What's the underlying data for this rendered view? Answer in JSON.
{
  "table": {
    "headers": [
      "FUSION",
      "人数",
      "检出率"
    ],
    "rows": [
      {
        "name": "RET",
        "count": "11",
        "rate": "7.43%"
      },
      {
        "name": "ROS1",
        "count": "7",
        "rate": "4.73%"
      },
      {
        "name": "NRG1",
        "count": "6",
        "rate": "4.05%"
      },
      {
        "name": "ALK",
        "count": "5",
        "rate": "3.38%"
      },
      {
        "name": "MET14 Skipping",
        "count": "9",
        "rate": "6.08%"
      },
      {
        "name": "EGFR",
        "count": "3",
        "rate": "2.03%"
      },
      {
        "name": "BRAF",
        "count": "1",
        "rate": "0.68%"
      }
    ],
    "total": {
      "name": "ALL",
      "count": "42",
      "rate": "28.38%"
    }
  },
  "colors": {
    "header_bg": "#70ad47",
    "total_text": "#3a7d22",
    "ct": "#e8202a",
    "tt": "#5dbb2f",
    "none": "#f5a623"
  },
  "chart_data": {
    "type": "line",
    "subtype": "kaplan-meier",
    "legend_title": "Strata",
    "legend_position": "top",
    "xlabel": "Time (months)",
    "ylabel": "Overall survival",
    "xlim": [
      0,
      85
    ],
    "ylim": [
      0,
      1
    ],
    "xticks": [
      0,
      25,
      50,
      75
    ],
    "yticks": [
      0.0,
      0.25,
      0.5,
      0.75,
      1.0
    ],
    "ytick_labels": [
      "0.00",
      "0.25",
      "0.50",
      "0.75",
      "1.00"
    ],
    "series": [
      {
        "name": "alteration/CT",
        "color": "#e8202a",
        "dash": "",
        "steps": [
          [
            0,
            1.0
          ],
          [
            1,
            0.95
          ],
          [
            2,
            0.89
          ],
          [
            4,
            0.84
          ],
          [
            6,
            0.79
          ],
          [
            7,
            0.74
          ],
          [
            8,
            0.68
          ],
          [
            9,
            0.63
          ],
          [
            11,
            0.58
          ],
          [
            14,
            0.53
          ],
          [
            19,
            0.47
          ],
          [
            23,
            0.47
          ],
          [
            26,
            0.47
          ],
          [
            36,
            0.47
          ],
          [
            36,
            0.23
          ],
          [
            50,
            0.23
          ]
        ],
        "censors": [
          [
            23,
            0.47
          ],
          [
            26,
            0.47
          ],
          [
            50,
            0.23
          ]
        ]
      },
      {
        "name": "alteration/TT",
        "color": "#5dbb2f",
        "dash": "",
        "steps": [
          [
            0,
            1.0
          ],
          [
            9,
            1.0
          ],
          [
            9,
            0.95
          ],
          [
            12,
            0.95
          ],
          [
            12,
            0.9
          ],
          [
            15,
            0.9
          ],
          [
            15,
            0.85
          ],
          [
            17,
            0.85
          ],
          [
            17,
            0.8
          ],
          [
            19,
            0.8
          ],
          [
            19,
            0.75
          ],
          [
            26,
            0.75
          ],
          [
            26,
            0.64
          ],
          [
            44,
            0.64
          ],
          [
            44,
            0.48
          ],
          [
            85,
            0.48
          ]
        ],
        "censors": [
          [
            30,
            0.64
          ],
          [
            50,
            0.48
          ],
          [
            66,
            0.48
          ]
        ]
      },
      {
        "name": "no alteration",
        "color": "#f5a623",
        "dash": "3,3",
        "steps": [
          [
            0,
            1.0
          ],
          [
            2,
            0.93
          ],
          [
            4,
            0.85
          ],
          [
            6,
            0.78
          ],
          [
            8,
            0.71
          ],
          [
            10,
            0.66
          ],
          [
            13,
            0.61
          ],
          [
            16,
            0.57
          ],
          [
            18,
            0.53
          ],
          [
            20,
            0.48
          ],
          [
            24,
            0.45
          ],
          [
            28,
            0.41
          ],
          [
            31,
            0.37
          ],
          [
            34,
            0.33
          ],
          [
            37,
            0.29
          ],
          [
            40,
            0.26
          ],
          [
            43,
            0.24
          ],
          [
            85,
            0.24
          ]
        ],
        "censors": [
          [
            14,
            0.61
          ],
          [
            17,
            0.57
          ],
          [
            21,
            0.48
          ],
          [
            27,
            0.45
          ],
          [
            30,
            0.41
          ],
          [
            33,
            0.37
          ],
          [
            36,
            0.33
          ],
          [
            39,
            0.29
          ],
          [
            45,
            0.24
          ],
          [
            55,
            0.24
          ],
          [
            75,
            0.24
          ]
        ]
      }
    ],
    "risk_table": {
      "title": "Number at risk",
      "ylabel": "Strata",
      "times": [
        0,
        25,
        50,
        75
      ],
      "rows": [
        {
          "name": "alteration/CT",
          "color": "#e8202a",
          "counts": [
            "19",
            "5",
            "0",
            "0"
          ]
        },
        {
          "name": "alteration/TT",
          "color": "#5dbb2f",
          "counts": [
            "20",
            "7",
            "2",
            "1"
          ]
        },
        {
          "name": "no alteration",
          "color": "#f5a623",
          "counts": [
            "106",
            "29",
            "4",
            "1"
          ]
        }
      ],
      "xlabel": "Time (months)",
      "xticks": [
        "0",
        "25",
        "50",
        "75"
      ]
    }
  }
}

========================

• WHAT NEEDS TO BE DONE:
Display every line of the listing that contains the string "rate".

• ANSWER TO THIS TASK:
        "rate": "7.43%"
        "rate": "4.73%"
        "rate": "4.05%"
        "rate": "3.38%"
        "rate": "6.08%"
        "rate": "2.03%"
        "rate": "0.68%"
      "rate": "28.38%"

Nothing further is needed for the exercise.